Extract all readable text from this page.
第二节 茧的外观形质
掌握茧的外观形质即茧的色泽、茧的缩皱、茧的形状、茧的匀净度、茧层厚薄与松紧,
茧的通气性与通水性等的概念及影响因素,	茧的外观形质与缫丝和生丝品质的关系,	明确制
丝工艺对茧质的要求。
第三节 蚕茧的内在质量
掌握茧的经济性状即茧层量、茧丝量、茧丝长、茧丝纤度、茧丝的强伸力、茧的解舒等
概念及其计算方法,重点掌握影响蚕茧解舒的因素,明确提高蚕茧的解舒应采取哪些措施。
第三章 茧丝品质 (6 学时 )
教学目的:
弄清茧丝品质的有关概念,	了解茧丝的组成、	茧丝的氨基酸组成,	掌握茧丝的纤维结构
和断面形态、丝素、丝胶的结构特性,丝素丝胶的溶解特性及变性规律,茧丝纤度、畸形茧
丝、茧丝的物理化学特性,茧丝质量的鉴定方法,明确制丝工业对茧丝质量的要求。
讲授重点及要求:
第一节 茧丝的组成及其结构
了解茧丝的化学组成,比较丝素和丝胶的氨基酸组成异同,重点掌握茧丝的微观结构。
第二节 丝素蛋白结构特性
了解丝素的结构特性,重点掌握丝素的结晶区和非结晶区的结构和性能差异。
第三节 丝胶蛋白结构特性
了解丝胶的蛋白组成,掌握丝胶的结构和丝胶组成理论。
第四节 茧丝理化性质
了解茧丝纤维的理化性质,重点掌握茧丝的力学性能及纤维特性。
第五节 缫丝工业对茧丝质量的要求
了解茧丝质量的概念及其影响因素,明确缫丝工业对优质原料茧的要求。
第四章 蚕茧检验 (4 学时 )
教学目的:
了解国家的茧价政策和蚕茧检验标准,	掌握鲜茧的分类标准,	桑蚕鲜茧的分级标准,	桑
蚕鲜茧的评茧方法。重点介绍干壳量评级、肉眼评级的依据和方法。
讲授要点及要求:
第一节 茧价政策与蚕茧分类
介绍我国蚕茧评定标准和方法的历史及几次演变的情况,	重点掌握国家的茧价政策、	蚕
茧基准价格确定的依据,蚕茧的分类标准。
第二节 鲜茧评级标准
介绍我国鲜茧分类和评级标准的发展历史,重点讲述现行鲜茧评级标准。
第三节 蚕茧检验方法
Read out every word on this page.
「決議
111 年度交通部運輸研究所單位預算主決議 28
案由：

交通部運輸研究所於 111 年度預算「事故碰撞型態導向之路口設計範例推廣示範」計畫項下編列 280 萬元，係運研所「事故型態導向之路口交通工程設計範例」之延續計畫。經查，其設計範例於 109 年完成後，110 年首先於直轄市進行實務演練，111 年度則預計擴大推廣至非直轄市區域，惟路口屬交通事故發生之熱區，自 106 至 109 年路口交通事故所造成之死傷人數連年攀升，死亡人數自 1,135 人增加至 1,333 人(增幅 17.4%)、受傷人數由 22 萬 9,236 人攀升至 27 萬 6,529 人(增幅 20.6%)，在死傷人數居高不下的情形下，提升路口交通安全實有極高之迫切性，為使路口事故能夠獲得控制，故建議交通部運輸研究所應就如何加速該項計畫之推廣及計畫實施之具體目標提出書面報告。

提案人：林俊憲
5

**Goal of the exercise**
From the listing above, copy every line that includes the word "茧丝纤度".

**Answer in full**
掌握茧的经济性状即茧层量、茧丝量、茧丝长、茧丝纤度、茧丝的强伸力、茧的解舒等
和断面形态、丝素、丝胶的结构特性,丝素丝胶的溶解特性及变性规律,茧丝纤度、畸形茧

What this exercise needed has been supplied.